- Work request -
Answer these from the list of Northern Territory Legislative Assembly members, 2001–2005:
(a) Which party and electorate are given for Gerry Wood?
(b) On what date did Mike Reed resign his Katherine seat?
(c) What happened to Peter Maley on 19 May 2005?

= Members of the Northern Territory Legislative Assembly, 2001–2005 =

This is a list of members of the Northern Territory Legislative Assembly from 2001 to 2005:

| Name | Party | Electorate | Years in office |
|---|---|---|---|
| Hon Jane Aagaard | Labor | Nightcliff | 2001–2012 |
| Jack Ah Kit | Labor | Arnhem | 1995–2005 |
| Tim Baldwin | CLP | Daly | 1994–2005 |
| Matthew Bonson | Labor | Millner | 2001–2008 |
| Hon Loraine Braham | Independent | Braitling | 1994–2008 |
| Denis Burke | CLP | Brennan | 1994–2005 |
| Dr Chris Burns | Labor | Johnston | 2001–2012 |
| Jodeen Carney | CLP | Araluen | 2001–2010 |
| Sue Carter | CLP | Port Darwin | 2000–2005 |
| Stephen Dunham | CLP | Drysdale | 1997–2005 |
| John Elferink | CLP | MacDonnell | 1997–2005, 2008–2016 |
| Hon Paul Henderson | Labor | Wanguri | 1999–2013 |
| Len Kiely | Labor | Sanderson | 2001–2008 |
| Delia Lawrie | Labor | Karama | 2001–2016 |
| Dr Richard Lim | CLP | Greatorex | 1994–2007 |
| Peter Maley | CLP/Independent ^{[2]} | Goyder | 2001–2005 |
| Hon Clare Martin | Labor | Fannie Bay | 1995–2008 |
| Elliot McAdam | Labor | Barkly | 2001–2008 |
| Fay Miller ^{[1]} | CLP | Katherine | 2003–2008 |
| Terry Mills | CLP | Blain | 1999–2014, 2016–2020 |
| Mike Reed ^{[1]} | CLP | Katherine | 1987–2003 |
| Marion Scrymgour | Labor | Arafura | 2001–2012 |
| Hon Syd Stirling | Labor | Nhulunbuy | 1990–2008 |
| Hon Dr Peter Toyne | Labor | Stuart | 1996–2006 |
| Hon Kon Vatskalis | Labor | Casuarina | 2001–2014 |
| Gerry Wood | Independent | Nelson | 2001–2020 |

 Katherine CLP MLA Mike Reed resigned his seat on 12 September 2003. CLP candidate Fay Miller won the resulting by-election on 4 October.
 Goyder CLP MLA Peter Maley was expelled from the parliamentary wing of the Country Liberal Party on 19 May 2005. He served out the remainder of his term as an independent.

- Extracted records -
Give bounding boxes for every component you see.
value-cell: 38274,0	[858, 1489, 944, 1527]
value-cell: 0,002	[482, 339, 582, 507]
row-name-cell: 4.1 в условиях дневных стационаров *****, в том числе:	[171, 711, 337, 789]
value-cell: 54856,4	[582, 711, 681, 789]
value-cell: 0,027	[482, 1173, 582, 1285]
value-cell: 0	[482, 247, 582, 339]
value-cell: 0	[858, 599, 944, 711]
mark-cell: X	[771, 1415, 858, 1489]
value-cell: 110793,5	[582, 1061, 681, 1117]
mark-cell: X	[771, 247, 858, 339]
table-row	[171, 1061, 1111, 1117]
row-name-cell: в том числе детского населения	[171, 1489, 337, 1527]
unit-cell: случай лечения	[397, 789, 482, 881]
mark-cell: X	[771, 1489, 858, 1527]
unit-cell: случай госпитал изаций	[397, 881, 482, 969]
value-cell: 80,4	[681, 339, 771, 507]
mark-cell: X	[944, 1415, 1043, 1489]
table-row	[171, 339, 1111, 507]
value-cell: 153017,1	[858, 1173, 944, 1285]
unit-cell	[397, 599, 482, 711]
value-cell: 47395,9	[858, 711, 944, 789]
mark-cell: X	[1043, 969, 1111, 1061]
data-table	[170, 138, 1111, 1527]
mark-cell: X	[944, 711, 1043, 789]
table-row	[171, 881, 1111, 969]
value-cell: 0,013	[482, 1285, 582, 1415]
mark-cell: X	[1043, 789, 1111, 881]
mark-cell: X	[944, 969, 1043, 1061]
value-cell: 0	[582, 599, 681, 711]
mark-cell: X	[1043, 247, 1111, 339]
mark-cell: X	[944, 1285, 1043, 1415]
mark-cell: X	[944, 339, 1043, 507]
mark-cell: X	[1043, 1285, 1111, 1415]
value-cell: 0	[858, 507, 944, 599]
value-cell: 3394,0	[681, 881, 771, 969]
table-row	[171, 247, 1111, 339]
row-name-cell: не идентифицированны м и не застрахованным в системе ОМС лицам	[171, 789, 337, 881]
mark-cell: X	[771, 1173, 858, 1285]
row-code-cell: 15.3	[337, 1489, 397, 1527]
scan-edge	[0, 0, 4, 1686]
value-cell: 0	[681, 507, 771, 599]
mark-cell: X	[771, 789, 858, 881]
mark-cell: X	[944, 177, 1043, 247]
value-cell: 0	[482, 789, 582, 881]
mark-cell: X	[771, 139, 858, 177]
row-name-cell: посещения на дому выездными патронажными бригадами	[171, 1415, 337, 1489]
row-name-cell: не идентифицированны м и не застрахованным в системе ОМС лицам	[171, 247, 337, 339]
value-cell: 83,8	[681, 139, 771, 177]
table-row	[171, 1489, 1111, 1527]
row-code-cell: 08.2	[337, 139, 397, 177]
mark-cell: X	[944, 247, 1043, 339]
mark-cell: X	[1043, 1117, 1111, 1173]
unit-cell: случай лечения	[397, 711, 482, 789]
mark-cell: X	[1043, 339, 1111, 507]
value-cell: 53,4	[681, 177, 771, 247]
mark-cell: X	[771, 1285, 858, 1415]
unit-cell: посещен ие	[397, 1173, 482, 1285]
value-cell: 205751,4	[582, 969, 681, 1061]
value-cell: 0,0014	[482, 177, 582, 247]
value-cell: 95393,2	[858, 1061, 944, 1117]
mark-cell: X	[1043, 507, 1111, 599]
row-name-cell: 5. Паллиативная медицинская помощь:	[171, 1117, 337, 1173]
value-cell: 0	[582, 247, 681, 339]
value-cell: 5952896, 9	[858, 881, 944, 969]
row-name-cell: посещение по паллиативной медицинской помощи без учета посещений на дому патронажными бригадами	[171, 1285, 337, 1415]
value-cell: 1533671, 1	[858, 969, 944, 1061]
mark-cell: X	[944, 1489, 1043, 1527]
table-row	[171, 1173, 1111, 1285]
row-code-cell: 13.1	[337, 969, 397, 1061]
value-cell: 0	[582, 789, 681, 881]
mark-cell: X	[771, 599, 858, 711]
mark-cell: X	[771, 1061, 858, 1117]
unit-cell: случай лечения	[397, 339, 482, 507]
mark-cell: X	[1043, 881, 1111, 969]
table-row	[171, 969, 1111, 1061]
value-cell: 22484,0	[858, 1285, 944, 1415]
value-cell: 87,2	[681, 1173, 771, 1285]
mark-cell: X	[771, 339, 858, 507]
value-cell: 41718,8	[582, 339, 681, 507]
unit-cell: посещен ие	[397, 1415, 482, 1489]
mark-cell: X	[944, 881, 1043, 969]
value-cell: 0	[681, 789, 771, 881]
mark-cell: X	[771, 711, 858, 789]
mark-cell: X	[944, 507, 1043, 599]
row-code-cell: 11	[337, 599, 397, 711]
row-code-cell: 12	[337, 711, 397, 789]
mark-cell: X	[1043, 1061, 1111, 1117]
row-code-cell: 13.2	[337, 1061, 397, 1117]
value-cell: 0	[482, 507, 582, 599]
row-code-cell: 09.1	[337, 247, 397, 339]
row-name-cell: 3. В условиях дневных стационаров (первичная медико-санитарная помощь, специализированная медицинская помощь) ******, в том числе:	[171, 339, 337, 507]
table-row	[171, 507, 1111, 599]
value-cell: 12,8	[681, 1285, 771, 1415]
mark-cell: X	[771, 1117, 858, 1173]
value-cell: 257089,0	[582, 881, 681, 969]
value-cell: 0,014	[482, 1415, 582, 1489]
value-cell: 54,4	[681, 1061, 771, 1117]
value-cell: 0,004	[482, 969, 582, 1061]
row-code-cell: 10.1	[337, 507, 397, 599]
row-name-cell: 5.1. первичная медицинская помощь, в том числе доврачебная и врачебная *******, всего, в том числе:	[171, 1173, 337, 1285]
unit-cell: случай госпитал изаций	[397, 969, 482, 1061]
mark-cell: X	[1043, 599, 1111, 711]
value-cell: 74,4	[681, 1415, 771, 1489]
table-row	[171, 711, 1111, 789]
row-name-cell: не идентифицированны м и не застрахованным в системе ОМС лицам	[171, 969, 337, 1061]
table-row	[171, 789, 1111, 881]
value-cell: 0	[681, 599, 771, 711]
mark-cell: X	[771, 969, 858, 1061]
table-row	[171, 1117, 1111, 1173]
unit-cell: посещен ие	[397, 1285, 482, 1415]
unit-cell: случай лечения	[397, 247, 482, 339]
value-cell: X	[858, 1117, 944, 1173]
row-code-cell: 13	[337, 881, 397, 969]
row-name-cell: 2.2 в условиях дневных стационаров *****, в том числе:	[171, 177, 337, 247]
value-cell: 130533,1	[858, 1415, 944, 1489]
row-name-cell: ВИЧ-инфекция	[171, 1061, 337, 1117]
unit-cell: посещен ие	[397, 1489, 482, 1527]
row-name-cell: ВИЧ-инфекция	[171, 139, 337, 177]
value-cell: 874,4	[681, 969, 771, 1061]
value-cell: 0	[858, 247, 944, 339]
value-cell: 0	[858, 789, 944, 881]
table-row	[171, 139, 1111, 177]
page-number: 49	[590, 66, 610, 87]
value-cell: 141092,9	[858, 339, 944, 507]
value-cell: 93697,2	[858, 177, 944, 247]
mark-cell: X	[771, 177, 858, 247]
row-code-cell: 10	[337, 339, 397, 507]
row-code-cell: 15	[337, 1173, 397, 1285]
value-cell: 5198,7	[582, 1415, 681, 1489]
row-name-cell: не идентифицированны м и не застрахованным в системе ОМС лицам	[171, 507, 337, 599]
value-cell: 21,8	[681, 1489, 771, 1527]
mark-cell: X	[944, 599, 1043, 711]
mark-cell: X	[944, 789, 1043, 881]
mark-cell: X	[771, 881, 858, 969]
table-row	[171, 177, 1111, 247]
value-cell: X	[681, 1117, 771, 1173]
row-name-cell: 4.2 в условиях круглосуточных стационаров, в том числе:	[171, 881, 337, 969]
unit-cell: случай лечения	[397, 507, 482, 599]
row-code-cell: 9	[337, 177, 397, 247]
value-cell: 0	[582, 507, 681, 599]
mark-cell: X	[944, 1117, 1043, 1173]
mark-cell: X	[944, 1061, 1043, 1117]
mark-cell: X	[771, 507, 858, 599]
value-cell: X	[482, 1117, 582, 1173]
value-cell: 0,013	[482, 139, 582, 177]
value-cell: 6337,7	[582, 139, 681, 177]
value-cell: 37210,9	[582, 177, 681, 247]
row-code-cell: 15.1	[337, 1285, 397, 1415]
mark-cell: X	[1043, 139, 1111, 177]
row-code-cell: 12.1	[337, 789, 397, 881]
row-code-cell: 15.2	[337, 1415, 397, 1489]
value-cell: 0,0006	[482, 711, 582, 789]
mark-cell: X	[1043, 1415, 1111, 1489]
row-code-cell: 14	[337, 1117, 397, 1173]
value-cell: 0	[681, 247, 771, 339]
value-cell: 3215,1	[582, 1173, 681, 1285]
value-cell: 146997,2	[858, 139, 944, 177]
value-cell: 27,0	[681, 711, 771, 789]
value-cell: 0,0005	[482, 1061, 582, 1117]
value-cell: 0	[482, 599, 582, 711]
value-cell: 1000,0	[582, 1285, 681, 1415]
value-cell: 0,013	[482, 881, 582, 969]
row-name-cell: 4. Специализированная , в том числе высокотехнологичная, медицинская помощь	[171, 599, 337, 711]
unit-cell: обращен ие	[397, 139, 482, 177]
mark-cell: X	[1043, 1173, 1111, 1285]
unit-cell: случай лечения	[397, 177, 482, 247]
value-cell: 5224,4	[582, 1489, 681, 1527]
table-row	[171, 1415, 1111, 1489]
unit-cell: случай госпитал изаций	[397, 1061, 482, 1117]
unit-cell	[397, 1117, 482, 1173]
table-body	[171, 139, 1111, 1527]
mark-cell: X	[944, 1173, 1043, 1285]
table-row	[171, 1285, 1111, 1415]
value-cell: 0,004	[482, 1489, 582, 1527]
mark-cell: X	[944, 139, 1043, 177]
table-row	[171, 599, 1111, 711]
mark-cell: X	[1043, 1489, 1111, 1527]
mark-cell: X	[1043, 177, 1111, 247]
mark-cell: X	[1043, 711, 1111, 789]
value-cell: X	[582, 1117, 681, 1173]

- Your solution -
(a) Independent, Nelson
(b) 12 September 2003
(c) He was expelled from the parliamentary wing of the Country Liberal Party.